WRITTEN INSTRUCTION
Print the whole listing exactly.

##############################

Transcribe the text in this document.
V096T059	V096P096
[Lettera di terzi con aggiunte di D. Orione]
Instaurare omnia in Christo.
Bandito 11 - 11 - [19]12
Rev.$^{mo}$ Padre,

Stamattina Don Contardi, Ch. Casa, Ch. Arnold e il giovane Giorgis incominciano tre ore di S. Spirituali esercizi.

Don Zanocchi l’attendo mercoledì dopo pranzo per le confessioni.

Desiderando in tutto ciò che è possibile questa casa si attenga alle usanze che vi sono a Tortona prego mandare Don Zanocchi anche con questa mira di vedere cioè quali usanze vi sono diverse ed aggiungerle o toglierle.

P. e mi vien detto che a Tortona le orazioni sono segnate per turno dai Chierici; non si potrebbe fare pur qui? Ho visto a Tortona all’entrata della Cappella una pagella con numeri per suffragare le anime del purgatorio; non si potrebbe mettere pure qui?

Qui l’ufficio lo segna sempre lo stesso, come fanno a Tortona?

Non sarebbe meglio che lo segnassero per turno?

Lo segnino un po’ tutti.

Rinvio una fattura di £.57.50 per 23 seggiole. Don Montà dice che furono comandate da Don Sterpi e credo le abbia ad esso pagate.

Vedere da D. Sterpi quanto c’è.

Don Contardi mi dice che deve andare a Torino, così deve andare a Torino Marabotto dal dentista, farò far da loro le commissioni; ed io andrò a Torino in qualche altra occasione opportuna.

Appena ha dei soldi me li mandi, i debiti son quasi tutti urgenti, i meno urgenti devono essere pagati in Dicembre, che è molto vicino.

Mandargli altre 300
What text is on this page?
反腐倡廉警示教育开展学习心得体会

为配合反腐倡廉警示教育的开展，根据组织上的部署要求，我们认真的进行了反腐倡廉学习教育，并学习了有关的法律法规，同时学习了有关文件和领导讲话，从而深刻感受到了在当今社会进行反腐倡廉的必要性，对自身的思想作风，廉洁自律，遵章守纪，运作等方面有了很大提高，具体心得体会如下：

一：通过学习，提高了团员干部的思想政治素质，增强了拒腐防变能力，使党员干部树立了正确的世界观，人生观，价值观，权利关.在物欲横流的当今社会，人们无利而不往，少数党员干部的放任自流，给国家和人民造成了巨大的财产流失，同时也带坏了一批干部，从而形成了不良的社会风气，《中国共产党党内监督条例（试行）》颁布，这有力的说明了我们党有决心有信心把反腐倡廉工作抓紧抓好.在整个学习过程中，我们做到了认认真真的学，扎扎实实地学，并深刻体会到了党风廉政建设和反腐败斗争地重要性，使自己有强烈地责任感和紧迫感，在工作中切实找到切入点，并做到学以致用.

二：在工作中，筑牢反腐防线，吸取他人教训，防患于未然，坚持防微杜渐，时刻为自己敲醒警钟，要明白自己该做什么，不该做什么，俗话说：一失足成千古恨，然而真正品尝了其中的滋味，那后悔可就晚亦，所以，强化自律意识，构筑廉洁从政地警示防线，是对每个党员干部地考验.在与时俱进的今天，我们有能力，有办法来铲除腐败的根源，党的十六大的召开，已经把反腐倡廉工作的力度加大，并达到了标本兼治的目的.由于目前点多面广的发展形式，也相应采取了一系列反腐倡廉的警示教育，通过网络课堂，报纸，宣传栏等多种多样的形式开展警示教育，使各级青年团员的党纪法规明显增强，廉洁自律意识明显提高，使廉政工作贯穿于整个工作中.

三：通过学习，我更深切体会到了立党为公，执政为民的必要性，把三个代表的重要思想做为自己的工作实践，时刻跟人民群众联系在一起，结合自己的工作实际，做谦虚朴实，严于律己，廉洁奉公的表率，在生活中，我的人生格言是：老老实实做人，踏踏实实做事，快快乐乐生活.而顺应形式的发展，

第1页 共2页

##############################

IN RESPONSE
Transcribe the text in this document.
V096T059	V096P096
[Lettera di terzi con aggiunte di D. Orione]
Instaurare omnia in Christo.
Bandito 11 - 11 - [19]12
Rev.$^{mo}$ Padre,

Stamattina Don Contardi, Ch. Casa, Ch. Arnold e il giovane Giorgis incominciano tre ore di S. Spirituali esercizi.

Don Zanocchi l’attendo mercoledì dopo pranzo per le confessioni.

Desiderando in tutto ciò che è possibile questa casa si attenga alle usanze che vi sono a Tortona prego mandare Don Zanocchi anche con questa mira di vedere cioè quali usanze vi sono diverse ed aggiungerle o toglierle.

P. e mi vien detto che a Tortona le orazioni sono segnate per turno dai Chierici; non si potrebbe fare pur qui? Ho visto a Tortona all’entrata della Cappella una pagella con numeri per suffragare le anime del purgatorio; non si potrebbe mettere pure qui?

Qui l’ufficio lo segna sempre lo stesso, come fanno a Tortona?

Non sarebbe meglio che lo segnassero per turno?

Lo segnino un po’ tutti.

Rinvio una fattura di £.57.50 per 23 seggiole. Don Montà dice che furono comandate da Don Sterpi e credo le abbia ad esso pagate.

Vedere da D. Sterpi quanto c’è.

Don Contardi mi dice che deve andare a Torino, così deve andare a Torino Marabotto dal dentista, farò far da loro le commissioni; ed io andrò a Torino in qualche altra occasione opportuna.

Appena ha dei soldi me li mandi, i debiti son quasi tutti urgenti, i meno urgenti devono essere pagati in Dicembre, che è molto vicino.

Mandargli altre 300
What text is on this page?
反腐倡廉警示教育开展学习心得体会

为配合反腐倡廉警示教育的开展，根据组织上的部署要求，我们认真的进行了反腐倡廉学习教育，并学习了有关的法律法规，同时学习了有关文件和领导讲话，从而深刻感受到了在当今社会进行反腐倡廉的必要性，对自身的思想作风，廉洁自律，遵章守纪，运作等方面有了很大提高，具体心得体会如下：

一：通过学习，提高了团员干部的思想政治素质，增强了拒腐防变能力，使党员干部树立了正确的世界观，人生观，价值观，权利关.在物欲横流的当今社会，人们无利而不往，少数党员干部的放任自流，给国家和人民造成了巨大的财产流失，同时也带坏了一批干部，从而形成了不良的社会风气，《中国共产党党内监督条例（试行）》颁布，这有力的说明了我们党有决心有信心把反腐倡廉工作抓紧抓好.在整个学习过程中，我们做到了认认真真的学，扎扎实实地学，并深刻体会到了党风廉政建设和反腐败斗争地重要性，使自己有强烈地责任感和紧迫感，在工作中切实找到切入点，并做到学以致用.

二：在工作中，筑牢反腐防线，吸取他人教训，防患于未然，坚持防微杜渐，时刻为自己敲醒警钟，要明白自己该做什么，不该做什么，俗话说：一失足成千古恨，然而真正品尝了其中的滋味，那后悔可就晚亦，所以，强化自律意识，构筑廉洁从政地警示防线，是对每个党员干部地考验.在与时俱进的今天，我们有能力，有办法来铲除腐败的根源，党的十六大的召开，已经把反腐倡廉工作的力度加大，并达到了标本兼治的目的.由于目前点多面广的发展形式，也相应采取了一系列反腐倡廉的警示教育，通过网络课堂，报纸，宣传栏等多种多样的形式开展警示教育，使各级青年团员的党纪法规明显增强，廉洁自律意识明显提高，使廉政工作贯穿于整个工作中.

三：通过学习，我更深切体会到了立党为公，执政为民的必要性，把三个代表的重要思想做为自己的工作实践，时刻跟人民群众联系在一起，结合自己的工作实际，做谦虚朴实，严于律己，廉洁奉公的表率，在生活中，我的人生格言是：老老实实做人，踏踏实实做事，快快乐乐生活.而顺应形式的发展，

第1页 共2页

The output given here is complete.